--- BEGIN RECORDS FOR THIS TASK ---
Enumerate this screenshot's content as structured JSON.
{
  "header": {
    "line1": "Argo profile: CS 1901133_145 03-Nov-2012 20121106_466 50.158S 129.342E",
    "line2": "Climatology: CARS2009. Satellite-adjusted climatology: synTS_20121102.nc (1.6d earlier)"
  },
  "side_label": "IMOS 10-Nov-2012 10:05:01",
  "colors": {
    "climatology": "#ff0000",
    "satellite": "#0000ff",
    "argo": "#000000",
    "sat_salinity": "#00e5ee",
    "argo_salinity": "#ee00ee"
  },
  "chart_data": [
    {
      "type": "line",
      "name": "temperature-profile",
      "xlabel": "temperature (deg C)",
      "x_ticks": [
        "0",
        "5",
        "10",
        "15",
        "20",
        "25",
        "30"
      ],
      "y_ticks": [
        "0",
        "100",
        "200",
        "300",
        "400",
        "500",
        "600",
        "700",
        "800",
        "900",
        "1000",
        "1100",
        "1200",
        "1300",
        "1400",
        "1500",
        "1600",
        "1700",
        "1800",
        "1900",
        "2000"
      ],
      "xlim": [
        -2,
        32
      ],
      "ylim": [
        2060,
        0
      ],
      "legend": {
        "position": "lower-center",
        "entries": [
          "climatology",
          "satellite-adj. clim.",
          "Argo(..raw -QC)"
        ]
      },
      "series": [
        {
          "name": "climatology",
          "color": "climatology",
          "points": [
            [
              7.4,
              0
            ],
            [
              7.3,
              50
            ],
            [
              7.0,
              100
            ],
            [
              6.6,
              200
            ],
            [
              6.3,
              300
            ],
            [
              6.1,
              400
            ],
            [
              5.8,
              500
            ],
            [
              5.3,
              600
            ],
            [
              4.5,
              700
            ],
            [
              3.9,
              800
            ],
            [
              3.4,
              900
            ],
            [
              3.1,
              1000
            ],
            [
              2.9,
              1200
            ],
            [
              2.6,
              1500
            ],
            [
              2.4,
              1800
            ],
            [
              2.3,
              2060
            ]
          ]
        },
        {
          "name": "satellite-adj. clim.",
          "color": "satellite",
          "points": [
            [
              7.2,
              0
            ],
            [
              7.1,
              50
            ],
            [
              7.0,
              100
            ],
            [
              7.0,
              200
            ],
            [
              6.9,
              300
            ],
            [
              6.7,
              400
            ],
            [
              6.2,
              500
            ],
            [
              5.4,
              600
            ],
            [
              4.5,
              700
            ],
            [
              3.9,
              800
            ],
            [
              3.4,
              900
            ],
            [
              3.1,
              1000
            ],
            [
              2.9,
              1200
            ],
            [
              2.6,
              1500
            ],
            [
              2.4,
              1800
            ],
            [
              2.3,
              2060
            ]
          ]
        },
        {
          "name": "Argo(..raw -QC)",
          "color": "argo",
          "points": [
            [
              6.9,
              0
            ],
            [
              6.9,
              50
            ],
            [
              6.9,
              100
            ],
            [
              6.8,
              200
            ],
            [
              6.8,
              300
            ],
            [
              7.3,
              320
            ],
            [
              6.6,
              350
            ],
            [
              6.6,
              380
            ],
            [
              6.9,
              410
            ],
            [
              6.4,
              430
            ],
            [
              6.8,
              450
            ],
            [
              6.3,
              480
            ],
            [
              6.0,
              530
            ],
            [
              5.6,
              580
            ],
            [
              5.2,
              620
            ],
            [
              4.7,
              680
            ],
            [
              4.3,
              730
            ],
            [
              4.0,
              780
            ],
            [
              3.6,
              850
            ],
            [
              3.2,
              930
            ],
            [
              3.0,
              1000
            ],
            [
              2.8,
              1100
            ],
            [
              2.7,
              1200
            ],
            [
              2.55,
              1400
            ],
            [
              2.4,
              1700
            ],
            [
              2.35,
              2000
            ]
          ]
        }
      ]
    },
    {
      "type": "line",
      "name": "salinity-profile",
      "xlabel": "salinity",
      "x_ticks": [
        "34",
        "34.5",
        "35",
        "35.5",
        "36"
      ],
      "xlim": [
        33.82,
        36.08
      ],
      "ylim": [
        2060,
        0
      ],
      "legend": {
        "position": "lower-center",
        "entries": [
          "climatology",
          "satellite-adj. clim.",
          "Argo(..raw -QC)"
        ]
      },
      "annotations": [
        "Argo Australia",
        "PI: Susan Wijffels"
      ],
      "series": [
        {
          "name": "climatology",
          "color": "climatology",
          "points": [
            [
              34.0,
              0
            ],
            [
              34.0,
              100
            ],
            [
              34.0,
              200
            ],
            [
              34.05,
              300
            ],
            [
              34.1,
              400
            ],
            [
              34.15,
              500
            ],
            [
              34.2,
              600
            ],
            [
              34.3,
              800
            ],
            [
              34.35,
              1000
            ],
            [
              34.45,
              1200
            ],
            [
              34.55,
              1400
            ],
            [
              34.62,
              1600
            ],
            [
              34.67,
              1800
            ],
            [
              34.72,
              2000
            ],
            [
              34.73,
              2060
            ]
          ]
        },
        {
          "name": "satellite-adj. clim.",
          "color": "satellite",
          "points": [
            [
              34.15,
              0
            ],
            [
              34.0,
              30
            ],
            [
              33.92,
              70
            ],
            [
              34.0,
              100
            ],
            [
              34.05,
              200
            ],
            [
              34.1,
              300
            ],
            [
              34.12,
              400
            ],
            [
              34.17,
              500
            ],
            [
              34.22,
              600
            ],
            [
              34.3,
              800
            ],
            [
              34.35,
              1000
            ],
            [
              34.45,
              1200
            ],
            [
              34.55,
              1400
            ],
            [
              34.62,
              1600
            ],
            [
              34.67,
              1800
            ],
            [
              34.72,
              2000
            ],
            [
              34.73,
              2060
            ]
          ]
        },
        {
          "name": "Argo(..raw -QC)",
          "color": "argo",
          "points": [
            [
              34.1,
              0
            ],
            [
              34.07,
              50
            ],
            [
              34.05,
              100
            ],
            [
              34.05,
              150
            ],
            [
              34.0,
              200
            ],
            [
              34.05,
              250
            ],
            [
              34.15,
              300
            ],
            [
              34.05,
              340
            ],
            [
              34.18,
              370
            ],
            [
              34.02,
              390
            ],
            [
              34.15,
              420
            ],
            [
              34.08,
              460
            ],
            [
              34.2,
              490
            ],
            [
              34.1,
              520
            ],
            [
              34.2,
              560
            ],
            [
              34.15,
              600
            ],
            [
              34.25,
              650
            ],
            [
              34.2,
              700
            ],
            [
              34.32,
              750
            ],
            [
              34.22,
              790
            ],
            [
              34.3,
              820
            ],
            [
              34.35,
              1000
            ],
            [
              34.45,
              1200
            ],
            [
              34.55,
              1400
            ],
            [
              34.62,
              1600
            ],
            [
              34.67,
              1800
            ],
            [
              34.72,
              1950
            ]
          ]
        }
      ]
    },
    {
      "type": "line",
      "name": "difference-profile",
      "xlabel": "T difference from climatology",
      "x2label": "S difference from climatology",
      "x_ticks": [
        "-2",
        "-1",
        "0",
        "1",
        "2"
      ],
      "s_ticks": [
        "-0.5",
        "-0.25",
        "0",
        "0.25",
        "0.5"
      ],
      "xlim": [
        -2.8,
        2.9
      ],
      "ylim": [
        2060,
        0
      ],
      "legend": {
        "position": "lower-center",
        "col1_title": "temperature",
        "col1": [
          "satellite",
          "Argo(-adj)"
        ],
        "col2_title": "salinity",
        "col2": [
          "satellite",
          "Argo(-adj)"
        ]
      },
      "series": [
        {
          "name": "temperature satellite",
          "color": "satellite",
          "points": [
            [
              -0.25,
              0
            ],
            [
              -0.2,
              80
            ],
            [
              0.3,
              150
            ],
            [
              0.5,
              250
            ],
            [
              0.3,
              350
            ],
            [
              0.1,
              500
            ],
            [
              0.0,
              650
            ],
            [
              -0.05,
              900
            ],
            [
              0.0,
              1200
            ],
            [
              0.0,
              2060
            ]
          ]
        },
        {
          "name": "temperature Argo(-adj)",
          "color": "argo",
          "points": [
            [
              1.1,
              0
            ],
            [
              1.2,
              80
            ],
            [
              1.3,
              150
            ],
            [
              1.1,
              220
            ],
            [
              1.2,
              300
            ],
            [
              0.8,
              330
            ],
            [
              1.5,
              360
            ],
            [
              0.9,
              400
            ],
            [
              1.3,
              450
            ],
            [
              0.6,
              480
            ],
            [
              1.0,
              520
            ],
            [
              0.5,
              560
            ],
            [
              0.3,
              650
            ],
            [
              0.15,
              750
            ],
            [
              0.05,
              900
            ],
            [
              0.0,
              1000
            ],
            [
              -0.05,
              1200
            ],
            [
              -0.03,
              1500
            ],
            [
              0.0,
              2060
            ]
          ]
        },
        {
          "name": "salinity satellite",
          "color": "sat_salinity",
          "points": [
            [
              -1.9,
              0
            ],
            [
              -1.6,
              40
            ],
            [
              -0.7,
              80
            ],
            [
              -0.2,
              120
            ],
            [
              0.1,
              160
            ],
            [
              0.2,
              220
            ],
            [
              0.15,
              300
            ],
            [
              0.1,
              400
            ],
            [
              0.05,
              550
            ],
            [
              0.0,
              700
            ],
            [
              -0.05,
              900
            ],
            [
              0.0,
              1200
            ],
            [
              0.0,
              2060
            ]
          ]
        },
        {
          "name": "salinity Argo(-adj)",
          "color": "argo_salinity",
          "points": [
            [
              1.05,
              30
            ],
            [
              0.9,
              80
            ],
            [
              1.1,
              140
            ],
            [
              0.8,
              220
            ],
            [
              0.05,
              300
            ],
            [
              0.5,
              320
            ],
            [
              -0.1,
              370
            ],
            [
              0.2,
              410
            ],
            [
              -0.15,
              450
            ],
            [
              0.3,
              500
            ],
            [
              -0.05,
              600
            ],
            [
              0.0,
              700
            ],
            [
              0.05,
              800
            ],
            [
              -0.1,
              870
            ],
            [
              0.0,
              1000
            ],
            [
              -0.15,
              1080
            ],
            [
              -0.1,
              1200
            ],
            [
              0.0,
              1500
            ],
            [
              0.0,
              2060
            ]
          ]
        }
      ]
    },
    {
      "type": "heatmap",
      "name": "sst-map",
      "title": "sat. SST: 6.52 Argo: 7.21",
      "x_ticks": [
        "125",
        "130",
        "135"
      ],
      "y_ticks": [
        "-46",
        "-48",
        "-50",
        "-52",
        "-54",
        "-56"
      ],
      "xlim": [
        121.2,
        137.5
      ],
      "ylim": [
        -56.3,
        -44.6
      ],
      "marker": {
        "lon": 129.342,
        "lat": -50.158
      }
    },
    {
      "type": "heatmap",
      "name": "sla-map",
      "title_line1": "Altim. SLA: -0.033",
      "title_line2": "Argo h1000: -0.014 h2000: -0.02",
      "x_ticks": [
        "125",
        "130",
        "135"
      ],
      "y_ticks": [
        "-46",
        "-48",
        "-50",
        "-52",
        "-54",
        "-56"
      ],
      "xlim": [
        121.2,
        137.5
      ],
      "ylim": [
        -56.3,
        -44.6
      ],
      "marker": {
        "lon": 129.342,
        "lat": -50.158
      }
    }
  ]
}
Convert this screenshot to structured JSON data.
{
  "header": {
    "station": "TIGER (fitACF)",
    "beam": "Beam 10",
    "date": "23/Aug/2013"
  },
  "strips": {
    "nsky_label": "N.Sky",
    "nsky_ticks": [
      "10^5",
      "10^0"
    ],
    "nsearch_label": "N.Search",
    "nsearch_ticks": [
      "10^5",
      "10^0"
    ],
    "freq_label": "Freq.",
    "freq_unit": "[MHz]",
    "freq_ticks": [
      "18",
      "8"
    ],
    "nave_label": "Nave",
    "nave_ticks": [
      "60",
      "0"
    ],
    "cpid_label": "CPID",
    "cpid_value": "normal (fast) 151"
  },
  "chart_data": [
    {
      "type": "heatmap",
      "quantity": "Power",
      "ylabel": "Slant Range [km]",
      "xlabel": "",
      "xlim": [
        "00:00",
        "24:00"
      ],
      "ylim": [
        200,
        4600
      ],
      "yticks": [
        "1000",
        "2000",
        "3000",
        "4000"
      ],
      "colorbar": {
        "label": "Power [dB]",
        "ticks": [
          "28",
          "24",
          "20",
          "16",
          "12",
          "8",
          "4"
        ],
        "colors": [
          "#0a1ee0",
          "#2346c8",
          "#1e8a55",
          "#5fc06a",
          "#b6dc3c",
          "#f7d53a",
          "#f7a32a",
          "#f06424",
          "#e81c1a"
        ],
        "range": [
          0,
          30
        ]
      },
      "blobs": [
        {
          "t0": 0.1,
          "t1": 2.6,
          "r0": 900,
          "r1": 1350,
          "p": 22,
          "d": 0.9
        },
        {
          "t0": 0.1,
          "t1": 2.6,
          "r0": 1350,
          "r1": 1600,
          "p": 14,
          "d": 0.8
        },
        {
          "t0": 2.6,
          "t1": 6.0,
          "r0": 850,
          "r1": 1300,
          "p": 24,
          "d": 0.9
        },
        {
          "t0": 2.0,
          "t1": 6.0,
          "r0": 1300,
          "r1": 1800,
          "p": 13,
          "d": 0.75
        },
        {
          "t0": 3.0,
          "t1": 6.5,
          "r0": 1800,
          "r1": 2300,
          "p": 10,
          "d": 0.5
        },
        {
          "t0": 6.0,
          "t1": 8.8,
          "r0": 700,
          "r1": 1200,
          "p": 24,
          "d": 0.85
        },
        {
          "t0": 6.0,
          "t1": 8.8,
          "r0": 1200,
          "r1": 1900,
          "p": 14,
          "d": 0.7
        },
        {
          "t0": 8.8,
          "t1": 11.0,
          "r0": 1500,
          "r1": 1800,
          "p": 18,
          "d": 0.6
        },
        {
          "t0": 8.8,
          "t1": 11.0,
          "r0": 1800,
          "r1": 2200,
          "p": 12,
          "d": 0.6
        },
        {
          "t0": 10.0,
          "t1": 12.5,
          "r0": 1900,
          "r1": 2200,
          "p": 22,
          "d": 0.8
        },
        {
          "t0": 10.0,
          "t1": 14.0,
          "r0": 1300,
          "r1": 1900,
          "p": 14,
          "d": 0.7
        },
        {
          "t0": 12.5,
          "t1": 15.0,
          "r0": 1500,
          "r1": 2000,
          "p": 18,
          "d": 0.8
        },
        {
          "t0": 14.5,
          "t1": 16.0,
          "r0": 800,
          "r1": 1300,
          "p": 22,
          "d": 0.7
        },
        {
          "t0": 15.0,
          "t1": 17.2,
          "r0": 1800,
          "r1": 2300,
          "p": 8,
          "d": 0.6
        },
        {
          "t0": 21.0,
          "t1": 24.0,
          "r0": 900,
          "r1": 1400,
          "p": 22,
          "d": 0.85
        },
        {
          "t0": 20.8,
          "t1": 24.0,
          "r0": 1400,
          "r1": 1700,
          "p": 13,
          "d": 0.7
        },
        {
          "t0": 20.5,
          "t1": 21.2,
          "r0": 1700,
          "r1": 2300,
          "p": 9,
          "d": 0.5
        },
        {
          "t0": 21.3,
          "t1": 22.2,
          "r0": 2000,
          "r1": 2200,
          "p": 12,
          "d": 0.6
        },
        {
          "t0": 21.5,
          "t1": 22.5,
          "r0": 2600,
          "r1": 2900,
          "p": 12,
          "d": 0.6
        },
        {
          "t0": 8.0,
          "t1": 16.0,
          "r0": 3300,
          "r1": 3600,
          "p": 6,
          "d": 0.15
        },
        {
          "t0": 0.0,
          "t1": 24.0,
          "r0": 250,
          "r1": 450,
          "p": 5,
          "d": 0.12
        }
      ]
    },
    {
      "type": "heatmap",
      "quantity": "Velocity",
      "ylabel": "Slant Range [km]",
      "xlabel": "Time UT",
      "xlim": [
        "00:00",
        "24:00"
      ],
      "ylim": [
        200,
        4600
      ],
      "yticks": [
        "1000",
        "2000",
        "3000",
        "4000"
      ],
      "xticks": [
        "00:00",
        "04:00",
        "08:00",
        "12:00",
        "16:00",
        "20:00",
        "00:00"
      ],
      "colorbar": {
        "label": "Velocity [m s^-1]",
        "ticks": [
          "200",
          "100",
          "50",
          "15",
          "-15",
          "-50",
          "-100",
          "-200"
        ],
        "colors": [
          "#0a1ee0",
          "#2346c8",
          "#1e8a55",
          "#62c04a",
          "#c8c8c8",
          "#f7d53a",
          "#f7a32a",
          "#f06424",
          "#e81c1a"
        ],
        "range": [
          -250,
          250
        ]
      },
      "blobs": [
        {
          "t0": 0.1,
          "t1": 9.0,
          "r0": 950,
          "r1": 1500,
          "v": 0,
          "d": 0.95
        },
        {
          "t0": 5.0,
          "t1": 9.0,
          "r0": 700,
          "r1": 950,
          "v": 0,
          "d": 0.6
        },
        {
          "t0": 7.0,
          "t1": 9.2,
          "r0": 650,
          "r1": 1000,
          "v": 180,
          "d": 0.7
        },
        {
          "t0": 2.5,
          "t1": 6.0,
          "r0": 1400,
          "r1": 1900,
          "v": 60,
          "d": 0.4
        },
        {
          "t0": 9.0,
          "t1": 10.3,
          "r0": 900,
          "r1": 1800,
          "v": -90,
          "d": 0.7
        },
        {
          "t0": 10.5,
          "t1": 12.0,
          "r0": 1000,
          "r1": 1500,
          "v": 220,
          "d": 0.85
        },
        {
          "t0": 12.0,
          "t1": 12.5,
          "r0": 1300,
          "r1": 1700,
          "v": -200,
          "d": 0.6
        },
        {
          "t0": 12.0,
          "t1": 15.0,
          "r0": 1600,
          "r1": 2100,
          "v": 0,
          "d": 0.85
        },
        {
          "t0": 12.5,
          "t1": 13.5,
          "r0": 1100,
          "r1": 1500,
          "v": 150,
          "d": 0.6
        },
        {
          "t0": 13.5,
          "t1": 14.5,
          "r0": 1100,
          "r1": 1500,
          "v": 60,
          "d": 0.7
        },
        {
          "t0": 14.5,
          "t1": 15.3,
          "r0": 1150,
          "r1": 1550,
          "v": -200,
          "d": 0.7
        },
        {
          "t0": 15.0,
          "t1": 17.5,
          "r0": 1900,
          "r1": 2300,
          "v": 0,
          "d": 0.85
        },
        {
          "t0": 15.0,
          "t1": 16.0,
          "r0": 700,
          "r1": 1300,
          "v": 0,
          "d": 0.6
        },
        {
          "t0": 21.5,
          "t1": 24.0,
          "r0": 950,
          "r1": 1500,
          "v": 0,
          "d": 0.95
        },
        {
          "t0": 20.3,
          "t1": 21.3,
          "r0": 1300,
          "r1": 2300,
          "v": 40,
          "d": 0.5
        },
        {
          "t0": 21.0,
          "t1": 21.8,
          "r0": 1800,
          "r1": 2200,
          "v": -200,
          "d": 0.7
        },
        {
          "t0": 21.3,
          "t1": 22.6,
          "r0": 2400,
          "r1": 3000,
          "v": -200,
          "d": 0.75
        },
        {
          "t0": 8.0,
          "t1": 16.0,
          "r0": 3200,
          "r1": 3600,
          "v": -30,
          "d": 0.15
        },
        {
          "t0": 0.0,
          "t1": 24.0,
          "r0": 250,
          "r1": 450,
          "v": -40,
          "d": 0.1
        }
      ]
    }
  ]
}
--- END RECORDS FOR THIS TASK ---
* **TASK TO COMPLETE**
Identify and copy lines that hold the string "from".

* **TASK OUTPUT**
      "xlabel": "T difference from climatology",
      "x2label": "S difference from climatology",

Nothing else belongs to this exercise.